[Aim]
Write out, unchanged, every row from the start of the saved entries through the line containing "body-line: 1. Внести", with both ends included.

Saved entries
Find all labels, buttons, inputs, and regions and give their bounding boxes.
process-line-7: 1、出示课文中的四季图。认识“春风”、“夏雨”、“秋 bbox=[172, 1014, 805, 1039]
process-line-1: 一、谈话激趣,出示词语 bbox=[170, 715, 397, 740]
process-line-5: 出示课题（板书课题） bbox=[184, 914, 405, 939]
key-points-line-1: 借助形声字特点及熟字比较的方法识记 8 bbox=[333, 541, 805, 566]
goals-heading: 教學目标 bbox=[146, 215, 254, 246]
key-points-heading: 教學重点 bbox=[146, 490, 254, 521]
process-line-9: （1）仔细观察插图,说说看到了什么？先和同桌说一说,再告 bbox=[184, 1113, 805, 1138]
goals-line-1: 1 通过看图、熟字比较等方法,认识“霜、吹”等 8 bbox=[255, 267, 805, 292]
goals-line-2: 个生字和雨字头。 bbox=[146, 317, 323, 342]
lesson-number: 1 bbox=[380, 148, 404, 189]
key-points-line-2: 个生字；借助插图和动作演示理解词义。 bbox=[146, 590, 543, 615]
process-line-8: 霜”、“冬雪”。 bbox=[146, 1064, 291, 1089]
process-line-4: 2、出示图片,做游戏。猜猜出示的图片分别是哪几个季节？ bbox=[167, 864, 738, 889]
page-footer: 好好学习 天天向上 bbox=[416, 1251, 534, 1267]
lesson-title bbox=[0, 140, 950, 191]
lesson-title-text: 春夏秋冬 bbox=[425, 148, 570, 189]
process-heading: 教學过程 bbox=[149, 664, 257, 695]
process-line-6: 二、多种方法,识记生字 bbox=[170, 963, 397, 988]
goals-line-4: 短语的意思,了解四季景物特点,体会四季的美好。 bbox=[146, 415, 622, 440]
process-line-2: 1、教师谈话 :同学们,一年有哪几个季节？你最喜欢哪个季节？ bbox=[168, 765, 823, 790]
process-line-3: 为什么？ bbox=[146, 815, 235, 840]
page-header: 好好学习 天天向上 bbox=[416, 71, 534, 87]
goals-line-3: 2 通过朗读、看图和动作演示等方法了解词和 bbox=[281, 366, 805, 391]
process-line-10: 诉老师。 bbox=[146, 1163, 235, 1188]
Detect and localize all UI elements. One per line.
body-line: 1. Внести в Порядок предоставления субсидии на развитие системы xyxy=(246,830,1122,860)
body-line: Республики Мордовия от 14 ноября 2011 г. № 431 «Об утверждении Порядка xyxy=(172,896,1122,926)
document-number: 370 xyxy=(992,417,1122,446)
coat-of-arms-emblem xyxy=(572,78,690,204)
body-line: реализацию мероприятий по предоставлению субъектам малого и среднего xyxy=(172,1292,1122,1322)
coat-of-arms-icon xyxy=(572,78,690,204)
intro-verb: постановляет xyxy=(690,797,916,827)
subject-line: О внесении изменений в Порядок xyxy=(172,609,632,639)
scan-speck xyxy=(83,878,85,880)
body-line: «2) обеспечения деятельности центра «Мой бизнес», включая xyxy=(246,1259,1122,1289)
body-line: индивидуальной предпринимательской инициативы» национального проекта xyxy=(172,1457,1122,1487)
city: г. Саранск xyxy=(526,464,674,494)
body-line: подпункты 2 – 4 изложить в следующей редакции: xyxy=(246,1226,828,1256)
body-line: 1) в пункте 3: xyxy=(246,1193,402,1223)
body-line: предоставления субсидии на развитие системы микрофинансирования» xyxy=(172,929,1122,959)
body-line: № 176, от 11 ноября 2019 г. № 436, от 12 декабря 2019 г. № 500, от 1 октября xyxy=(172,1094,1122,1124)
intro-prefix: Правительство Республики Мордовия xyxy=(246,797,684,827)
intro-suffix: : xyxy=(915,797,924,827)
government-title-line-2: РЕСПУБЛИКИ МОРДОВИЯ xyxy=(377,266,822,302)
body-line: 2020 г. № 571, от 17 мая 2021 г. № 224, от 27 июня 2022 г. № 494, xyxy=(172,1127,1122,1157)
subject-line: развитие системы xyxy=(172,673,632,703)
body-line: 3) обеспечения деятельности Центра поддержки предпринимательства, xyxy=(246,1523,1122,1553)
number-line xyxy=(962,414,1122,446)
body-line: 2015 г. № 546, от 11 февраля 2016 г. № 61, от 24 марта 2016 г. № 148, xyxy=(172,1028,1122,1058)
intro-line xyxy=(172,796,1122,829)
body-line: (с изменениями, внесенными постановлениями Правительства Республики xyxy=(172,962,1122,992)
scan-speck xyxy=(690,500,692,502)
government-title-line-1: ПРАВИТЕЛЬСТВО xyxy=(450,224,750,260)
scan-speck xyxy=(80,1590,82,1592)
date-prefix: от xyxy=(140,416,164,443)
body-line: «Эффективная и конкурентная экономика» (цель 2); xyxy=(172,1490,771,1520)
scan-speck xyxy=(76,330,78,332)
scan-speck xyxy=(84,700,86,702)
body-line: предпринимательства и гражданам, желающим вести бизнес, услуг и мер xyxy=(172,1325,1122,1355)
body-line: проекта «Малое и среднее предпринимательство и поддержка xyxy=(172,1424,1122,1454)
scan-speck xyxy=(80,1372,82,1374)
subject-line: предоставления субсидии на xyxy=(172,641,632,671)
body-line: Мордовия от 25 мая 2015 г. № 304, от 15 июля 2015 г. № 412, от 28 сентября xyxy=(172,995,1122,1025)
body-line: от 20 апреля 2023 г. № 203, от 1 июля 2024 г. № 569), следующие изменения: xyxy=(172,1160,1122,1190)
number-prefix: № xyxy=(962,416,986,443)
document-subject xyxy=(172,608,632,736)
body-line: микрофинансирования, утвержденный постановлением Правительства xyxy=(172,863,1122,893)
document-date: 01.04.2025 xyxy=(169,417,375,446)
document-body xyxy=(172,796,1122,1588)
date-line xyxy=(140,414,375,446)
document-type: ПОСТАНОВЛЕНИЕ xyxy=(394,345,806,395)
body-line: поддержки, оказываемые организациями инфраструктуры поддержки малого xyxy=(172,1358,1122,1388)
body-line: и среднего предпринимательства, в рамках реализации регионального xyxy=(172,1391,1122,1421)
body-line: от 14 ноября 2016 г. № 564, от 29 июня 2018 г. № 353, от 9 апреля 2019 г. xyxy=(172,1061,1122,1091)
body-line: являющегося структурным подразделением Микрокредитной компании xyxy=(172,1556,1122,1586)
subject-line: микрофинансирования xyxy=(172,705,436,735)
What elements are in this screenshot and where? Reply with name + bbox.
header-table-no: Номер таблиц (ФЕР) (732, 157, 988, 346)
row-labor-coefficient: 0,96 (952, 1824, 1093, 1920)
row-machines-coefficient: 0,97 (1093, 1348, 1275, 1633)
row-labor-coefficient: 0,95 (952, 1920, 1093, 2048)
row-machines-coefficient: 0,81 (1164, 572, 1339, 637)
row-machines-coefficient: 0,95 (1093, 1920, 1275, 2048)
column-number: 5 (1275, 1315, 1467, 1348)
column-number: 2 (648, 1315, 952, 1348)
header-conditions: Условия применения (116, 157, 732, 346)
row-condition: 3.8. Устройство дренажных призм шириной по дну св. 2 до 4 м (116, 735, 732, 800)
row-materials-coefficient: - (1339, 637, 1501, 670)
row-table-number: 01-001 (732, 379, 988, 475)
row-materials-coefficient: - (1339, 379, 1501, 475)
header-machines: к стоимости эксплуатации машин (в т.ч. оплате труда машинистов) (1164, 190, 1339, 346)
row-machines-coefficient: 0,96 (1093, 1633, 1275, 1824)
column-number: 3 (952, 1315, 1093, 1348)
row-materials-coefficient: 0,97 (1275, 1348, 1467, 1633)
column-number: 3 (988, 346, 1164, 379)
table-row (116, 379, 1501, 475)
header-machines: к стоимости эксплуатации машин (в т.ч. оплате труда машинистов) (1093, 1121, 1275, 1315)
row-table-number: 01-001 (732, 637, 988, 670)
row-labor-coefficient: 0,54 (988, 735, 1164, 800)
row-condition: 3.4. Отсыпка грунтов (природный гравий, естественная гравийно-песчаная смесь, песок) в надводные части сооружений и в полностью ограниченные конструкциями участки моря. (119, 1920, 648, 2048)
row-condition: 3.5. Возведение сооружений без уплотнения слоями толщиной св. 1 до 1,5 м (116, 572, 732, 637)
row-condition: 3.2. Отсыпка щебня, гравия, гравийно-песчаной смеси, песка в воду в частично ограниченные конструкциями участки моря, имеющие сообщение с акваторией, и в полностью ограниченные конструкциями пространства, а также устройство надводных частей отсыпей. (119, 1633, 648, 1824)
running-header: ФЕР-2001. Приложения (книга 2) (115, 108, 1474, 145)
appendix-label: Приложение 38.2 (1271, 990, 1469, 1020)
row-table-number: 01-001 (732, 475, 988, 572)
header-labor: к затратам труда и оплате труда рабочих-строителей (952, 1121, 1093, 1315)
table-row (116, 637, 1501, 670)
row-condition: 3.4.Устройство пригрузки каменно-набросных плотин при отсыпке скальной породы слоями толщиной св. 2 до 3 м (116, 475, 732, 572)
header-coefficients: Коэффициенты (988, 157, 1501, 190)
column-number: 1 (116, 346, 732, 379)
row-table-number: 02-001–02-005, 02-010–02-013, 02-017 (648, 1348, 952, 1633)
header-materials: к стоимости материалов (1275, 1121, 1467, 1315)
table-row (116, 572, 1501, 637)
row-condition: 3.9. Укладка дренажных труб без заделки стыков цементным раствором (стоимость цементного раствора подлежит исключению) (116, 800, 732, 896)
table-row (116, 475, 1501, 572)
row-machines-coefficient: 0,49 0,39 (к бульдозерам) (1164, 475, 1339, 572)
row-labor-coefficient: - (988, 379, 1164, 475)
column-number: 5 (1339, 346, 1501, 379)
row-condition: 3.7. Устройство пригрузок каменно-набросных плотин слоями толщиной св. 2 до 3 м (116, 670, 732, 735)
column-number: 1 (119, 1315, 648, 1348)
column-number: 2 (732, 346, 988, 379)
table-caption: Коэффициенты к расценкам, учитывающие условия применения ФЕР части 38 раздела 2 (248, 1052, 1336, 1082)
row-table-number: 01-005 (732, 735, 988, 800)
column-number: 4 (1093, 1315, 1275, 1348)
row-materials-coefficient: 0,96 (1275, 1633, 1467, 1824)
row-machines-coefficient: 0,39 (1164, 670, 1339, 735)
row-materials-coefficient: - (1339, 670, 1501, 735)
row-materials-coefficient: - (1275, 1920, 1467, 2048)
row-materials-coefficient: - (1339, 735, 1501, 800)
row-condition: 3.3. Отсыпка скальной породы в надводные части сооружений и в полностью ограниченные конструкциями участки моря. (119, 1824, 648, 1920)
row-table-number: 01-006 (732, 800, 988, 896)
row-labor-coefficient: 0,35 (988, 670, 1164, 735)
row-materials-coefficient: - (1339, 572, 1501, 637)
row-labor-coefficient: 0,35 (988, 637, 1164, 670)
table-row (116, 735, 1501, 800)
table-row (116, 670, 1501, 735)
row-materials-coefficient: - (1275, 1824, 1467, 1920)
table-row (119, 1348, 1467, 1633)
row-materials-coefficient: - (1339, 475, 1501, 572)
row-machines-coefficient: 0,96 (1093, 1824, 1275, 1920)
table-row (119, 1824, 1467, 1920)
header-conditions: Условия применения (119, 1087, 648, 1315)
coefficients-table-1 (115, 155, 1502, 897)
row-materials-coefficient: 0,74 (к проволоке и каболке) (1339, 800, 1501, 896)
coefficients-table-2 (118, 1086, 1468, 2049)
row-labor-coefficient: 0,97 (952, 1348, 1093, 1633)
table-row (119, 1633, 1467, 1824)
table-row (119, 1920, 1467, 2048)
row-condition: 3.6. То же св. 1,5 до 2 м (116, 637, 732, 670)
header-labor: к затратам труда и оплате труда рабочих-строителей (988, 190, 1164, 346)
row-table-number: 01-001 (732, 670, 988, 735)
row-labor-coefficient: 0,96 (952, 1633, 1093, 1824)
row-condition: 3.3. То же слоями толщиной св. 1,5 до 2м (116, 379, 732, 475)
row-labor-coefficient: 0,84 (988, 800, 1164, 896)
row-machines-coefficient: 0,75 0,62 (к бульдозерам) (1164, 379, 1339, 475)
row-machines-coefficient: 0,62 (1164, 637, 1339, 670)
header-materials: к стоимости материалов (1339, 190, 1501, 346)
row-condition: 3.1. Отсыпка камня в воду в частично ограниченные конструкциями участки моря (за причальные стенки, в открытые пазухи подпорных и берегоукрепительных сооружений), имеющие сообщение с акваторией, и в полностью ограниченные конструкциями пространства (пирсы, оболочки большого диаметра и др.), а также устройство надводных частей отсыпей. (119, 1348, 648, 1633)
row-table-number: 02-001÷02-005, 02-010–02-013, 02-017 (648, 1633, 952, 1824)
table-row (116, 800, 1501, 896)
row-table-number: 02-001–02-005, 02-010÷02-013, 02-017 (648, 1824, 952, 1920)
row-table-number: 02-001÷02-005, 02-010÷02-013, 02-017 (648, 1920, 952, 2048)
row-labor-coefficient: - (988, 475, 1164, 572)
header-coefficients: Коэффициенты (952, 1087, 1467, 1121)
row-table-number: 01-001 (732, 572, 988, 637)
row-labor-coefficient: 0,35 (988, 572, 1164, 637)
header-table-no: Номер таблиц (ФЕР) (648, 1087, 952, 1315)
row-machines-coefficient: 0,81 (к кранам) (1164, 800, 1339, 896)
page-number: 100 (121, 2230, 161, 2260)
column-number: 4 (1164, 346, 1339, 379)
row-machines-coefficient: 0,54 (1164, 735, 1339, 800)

[Answer for this exercise]
Find all labels, buttons, inputs, and regions and give their bounding boxes.
process-line-7: 1、出示课文中的四季图。认识“春风”、“夏雨”、“秋 bbox=[172, 1014, 805, 1039]
process-line-1: 一、谈话激趣,出示词语 bbox=[170, 715, 397, 740]
process-line-5: 出示课题（板书课题） bbox=[184, 914, 405, 939]
key-points-line-1: 借助形声字特点及熟字比较的方法识记 8 bbox=[333, 541, 805, 566]
goals-heading: 教學目标 bbox=[146, 215, 254, 246]
key-points-heading: 教學重点 bbox=[146, 490, 254, 521]
process-line-9: （1）仔细观察插图,说说看到了什么？先和同桌说一说,再告 bbox=[184, 1113, 805, 1138]
goals-line-1: 1 通过看图、熟字比较等方法,认识“霜、吹”等 8 bbox=[255, 267, 805, 292]
goals-line-2: 个生字和雨字头。 bbox=[146, 317, 323, 342]
lesson-number: 1 bbox=[380, 148, 404, 189]
key-points-line-2: 个生字；借助插图和动作演示理解词义。 bbox=[146, 590, 543, 615]
process-line-8: 霜”、“冬雪”。 bbox=[146, 1064, 291, 1089]
process-line-4: 2、出示图片,做游戏。猜猜出示的图片分别是哪几个季节？ bbox=[167, 864, 738, 889]
page-footer: 好好学习 天天向上 bbox=[416, 1251, 534, 1267]
lesson-title bbox=[0, 140, 950, 191]
lesson-title-text: 春夏秋冬 bbox=[425, 148, 570, 189]
process-heading: 教學过程 bbox=[149, 664, 257, 695]
process-line-6: 二、多种方法,识记生字 bbox=[170, 963, 397, 988]
goals-line-4: 短语的意思,了解四季景物特点,体会四季的美好。 bbox=[146, 415, 622, 440]
process-line-2: 1、教师谈话 :同学们,一年有哪几个季节？你最喜欢哪个季节？ bbox=[168, 765, 823, 790]
process-line-3: 为什么？ bbox=[146, 815, 235, 840]
page-header: 好好学习 天天向上 bbox=[416, 71, 534, 87]
goals-line-3: 2 通过朗读、看图和动作演示等方法了解词和 bbox=[281, 366, 805, 391]
process-line-10: 诉老师。 bbox=[146, 1163, 235, 1188]
Detect and localize all UI elements. One per line.
body-line: 1. Внести в Порядок предоставления субсидии на развитие системы xyxy=(246,830,1122,860)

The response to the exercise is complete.